_Input data_:

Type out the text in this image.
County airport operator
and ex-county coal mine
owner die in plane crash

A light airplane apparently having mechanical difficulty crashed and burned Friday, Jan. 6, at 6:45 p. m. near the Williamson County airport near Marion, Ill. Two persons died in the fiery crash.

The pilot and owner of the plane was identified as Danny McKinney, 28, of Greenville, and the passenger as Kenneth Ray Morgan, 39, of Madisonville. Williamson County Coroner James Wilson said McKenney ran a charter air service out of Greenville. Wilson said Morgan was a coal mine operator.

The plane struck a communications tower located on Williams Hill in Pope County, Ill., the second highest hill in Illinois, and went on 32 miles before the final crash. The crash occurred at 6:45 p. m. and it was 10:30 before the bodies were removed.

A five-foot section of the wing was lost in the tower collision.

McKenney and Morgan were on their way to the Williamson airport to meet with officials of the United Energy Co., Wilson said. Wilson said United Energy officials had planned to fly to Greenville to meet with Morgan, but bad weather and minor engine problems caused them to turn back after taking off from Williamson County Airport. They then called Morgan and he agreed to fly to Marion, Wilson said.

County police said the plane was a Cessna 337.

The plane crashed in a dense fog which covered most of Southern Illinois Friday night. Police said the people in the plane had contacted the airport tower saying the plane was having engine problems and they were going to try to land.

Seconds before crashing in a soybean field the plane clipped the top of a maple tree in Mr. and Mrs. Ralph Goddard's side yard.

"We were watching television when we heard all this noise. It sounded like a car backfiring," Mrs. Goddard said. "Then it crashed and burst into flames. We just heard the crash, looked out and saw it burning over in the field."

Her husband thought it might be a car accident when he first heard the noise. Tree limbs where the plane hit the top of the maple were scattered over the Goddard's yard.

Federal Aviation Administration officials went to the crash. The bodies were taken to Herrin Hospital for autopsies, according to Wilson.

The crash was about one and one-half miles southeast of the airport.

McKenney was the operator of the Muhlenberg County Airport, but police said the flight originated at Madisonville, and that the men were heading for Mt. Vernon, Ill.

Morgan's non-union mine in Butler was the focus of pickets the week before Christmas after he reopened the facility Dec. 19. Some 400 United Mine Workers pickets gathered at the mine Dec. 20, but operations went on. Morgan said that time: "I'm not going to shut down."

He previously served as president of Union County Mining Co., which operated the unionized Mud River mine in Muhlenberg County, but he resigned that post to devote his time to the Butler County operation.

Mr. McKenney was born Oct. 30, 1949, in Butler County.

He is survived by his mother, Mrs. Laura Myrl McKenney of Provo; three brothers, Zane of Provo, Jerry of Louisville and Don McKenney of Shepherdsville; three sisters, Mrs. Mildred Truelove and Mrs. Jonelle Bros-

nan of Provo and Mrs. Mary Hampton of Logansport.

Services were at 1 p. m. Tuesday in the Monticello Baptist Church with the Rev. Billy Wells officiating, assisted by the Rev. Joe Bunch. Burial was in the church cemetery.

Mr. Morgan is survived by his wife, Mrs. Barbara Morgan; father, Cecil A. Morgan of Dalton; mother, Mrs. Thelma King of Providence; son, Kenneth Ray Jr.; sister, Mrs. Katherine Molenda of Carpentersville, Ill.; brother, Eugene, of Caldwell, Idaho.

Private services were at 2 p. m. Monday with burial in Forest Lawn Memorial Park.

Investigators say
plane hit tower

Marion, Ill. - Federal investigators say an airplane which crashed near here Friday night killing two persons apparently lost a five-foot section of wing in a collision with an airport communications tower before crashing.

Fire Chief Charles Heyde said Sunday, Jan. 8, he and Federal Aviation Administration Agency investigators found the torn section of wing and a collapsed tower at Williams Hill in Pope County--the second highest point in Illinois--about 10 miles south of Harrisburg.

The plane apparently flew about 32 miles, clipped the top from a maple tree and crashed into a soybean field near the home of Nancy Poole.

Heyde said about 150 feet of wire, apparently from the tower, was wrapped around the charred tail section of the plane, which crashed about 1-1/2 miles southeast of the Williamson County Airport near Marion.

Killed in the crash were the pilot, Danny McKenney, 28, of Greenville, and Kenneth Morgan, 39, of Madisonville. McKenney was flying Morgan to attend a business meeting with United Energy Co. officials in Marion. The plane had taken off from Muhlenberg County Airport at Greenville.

_Given problem_: Write the whole listing out again. Keep every line exactly as it is.

_The completed task_:
Type out the text in this image.
County airport operator
and ex-county coal mine
owner die in plane crash

A light airplane apparently having mechanical difficulty crashed and burned Friday, Jan. 6, at 6:45 p. m. near the Williamson County airport near Marion, Ill. Two persons died in the fiery crash.

The pilot and owner of the plane was identified as Danny McKinney, 28, of Greenville, and the passenger as Kenneth Ray Morgan, 39, of Madisonville. Williamson County Coroner James Wilson said McKenney ran a charter air service out of Greenville. Wilson said Morgan was a coal mine operator.

The plane struck a communications tower located on Williams Hill in Pope County, Ill., the second highest hill in Illinois, and went on 32 miles before the final crash. The crash occurred at 6:45 p. m. and it was 10:30 before the bodies were removed.

A five-foot section of the wing was lost in the tower collision.

McKenney and Morgan were on their way to the Williamson airport to meet with officials of the United Energy Co., Wilson said. Wilson said United Energy officials had planned to fly to Greenville to meet with Morgan, but bad weather and minor engine problems caused them to turn back after taking off from Williamson County Airport. They then called Morgan and he agreed to fly to Marion, Wilson said.

County police said the plane was a Cessna 337.

The plane crashed in a dense fog which covered most of Southern Illinois Friday night. Police said the people in the plane had contacted the airport tower saying the plane was having engine problems and they were going to try to land.

Seconds before crashing in a soybean field the plane clipped the top of a maple tree in Mr. and Mrs. Ralph Goddard's side yard.

"We were watching television when we heard all this noise. It sounded like a car backfiring," Mrs. Goddard said. "Then it crashed and burst into flames. We just heard the crash, looked out and saw it burning over in the field."

Her husband thought it might be a car accident when he first heard the noise. Tree limbs where the plane hit the top of the maple were scattered over the Goddard's yard.

Federal Aviation Administration officials went to the crash. The bodies were taken to Herrin Hospital for autopsies, according to Wilson.

The crash was about one and one-half miles southeast of the airport.

McKenney was the operator of the Muhlenberg County Airport, but police said the flight originated at Madisonville, and that the men were heading for Mt. Vernon, Ill.

Morgan's non-union mine in Butler was the focus of pickets the week before Christmas after he reopened the facility Dec. 19. Some 400 United Mine Workers pickets gathered at the mine Dec. 20, but operations went on. Morgan said that time: "I'm not going to shut down."

He previously served as president of Union County Mining Co., which operated the unionized Mud River mine in Muhlenberg County, but he resigned that post to devote his time to the Butler County operation.

Mr. McKenney was born Oct. 30, 1949, in Butler County.

He is survived by his mother, Mrs. Laura Myrl McKenney of Provo; three brothers, Zane of Provo, Jerry of Louisville and Don McKenney of Shepherdsville; three sisters, Mrs. Mildred Truelove and Mrs. Jonelle Bros-

nan of Provo and Mrs. Mary Hampton of Logansport.

Services were at 1 p. m. Tuesday in the Monticello Baptist Church with the Rev. Billy Wells officiating, assisted by the Rev. Joe Bunch. Burial was in the church cemetery.

Mr. Morgan is survived by his wife, Mrs. Barbara Morgan; father, Cecil A. Morgan of Dalton; mother, Mrs. Thelma King of Providence; son, Kenneth Ray Jr.; sister, Mrs. Katherine Molenda of Carpentersville, Ill.; brother, Eugene, of Caldwell, Idaho.

Private services were at 2 p. m. Monday with burial in Forest Lawn Memorial Park.

Investigators say
plane hit tower

Marion, Ill. - Federal investigators say an airplane which crashed near here Friday night killing two persons apparently lost a five-foot section of wing in a collision with an airport communications tower before crashing.

Fire Chief Charles Heyde said Sunday, Jan. 8, he and Federal Aviation Administration Agency investigators found the torn section of wing and a collapsed tower at Williams Hill in Pope County--the second highest point in Illinois--about 10 miles south of Harrisburg.

The plane apparently flew about 32 miles, clipped the top from a maple tree and crashed into a soybean field near the home of Nancy Poole.

Heyde said about 150 feet of wire, apparently from the tower, was wrapped around the charred tail section of the plane, which crashed about 1-1/2 miles southeast of the Williamson County Airport near Marion.

Killed in the crash were the pilot, Danny McKenney, 28, of Greenville, and Kenneth Morgan, 39, of Madisonville. McKenney was flying Morgan to attend a business meeting with United Energy Co. officials in Marion. The plane had taken off from Muhlenberg County Airport at Greenville.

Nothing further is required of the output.